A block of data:
━━━━

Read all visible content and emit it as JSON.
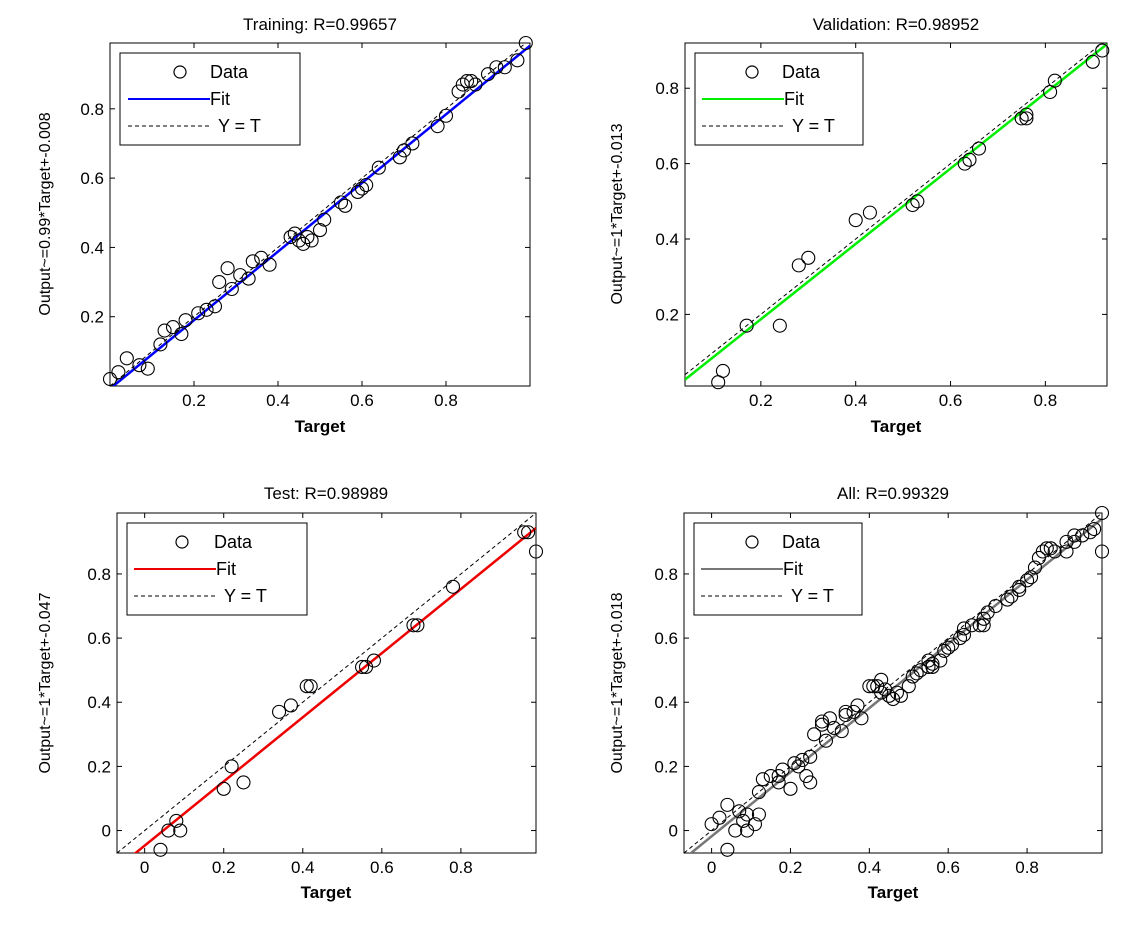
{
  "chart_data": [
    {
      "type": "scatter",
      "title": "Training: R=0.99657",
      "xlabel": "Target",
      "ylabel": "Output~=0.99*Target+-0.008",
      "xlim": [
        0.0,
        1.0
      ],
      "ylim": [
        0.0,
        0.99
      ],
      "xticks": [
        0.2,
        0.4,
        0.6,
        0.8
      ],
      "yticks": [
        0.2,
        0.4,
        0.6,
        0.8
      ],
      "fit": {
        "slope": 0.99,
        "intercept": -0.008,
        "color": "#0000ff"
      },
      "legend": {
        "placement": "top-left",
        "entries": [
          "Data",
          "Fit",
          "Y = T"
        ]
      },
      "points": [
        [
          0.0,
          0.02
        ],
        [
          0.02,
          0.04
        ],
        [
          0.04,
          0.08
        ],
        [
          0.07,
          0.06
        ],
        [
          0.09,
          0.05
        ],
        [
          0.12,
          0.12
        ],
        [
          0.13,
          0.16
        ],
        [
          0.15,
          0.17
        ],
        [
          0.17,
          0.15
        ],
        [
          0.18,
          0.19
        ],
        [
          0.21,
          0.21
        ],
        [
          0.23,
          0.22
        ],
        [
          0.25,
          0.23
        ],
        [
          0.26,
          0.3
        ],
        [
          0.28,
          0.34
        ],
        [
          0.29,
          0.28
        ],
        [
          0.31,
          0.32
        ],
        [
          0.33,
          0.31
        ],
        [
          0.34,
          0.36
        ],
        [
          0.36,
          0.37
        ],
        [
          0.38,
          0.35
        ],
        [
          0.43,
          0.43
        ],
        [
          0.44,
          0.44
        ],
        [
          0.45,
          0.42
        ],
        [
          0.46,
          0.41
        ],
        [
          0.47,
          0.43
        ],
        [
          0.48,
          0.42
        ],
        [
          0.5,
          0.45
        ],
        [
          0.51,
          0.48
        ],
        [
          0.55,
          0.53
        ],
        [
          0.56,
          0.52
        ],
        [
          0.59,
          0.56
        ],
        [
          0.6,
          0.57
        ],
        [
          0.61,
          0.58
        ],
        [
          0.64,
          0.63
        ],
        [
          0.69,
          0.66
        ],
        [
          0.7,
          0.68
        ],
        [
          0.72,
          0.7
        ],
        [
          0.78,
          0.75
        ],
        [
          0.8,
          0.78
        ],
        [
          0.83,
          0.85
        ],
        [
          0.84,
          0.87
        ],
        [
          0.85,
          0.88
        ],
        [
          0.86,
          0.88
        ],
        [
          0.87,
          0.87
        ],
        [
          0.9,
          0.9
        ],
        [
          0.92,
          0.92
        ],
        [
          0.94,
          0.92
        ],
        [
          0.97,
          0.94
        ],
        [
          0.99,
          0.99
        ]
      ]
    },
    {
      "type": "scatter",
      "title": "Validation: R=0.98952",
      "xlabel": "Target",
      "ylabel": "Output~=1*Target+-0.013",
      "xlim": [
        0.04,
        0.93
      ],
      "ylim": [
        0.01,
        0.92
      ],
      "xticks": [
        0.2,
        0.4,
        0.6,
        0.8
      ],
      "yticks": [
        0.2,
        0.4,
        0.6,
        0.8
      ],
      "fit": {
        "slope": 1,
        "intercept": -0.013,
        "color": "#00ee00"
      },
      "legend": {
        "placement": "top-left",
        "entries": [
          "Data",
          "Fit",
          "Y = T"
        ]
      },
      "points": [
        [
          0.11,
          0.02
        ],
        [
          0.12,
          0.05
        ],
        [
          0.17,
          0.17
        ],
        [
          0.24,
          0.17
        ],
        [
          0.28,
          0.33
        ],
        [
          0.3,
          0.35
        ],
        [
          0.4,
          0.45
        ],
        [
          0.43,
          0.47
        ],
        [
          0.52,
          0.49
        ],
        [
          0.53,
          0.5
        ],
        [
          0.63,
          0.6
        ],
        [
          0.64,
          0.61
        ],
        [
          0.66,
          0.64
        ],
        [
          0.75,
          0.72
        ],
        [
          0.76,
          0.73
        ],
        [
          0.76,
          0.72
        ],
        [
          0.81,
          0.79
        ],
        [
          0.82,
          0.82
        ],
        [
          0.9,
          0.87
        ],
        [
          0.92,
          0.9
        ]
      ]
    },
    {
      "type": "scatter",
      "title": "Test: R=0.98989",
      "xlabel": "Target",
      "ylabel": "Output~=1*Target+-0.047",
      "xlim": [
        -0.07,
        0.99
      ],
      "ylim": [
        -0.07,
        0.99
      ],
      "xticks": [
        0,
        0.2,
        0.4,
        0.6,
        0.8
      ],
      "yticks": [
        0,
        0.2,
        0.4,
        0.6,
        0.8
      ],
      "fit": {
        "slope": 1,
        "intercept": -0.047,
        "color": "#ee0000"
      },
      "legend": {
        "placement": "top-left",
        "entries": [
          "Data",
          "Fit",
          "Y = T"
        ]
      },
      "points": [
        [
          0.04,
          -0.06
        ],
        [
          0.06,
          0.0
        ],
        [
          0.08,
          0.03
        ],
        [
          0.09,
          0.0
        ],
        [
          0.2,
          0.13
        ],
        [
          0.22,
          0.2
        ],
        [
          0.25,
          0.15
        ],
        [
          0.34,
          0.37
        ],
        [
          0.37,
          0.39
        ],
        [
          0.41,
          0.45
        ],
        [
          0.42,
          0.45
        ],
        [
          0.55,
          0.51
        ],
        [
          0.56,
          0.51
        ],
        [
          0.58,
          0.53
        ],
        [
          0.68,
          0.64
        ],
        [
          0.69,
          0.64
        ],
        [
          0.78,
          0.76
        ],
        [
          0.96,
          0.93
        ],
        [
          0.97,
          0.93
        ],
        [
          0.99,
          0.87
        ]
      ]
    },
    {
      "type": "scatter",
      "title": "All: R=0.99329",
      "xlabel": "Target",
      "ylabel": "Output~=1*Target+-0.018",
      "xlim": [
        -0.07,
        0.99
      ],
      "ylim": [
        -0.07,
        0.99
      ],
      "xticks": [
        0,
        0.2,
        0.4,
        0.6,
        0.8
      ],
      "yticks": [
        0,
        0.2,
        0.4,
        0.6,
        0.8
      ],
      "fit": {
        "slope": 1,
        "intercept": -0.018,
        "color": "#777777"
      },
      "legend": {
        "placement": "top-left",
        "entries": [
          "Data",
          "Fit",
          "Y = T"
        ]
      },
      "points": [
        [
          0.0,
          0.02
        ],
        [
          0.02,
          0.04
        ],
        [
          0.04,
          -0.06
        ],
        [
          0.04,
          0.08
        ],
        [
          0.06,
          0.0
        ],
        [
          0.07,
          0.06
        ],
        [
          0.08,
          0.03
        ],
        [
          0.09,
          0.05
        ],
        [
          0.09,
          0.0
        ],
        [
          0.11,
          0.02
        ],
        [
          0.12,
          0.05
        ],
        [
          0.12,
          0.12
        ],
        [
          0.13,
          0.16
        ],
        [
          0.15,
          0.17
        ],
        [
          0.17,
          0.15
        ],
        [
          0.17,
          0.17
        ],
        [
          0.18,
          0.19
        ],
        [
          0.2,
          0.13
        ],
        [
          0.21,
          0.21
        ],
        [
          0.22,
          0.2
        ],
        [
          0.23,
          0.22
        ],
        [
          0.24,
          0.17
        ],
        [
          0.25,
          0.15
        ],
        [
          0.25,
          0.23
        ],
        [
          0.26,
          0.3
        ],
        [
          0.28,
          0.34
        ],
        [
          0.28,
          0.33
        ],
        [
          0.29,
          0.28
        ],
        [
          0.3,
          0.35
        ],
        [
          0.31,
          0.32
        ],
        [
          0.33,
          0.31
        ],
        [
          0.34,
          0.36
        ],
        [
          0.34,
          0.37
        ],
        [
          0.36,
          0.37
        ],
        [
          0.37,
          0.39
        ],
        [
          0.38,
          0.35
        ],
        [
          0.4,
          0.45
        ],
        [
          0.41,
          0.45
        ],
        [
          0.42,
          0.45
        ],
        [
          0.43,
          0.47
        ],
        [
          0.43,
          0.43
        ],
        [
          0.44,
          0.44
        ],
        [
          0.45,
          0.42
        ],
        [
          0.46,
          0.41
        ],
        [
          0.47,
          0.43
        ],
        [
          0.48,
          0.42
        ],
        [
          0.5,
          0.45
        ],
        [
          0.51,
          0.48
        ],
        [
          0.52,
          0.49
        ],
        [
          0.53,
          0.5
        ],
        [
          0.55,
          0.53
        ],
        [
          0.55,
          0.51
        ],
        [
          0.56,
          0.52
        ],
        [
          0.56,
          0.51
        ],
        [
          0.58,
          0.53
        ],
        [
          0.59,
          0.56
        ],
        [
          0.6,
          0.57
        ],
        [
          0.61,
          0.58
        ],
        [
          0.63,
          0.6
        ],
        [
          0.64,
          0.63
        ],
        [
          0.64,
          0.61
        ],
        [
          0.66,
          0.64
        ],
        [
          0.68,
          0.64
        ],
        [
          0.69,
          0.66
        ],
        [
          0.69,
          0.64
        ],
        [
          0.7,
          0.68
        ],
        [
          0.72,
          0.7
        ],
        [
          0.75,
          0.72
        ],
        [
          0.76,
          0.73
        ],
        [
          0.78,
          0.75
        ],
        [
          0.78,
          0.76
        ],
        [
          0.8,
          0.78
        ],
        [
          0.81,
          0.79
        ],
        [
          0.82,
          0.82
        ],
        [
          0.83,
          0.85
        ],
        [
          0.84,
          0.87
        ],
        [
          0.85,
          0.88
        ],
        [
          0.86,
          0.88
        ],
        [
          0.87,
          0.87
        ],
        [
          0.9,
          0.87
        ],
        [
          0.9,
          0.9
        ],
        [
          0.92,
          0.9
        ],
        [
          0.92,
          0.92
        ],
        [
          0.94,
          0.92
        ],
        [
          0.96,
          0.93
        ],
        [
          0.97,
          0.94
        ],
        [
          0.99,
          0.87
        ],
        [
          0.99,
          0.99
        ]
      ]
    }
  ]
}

━━━━

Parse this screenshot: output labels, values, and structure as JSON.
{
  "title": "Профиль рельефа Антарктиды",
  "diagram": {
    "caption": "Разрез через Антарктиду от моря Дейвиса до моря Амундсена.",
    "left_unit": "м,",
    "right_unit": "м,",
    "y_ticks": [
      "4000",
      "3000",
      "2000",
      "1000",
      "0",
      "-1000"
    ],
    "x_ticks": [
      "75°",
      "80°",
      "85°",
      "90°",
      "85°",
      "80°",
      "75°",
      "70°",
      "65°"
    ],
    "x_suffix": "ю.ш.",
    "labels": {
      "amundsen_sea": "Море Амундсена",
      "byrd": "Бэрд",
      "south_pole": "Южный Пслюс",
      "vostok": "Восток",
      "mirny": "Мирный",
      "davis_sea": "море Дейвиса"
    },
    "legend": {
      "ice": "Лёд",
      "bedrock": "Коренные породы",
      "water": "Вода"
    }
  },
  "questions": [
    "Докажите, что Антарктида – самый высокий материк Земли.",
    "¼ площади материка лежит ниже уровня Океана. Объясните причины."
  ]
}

━━━━

* YOUR INSTRUCTIONS: How many of the listing's lines contain "color"? Respond with a single number and nothing else.

* THE RESPONSE: 4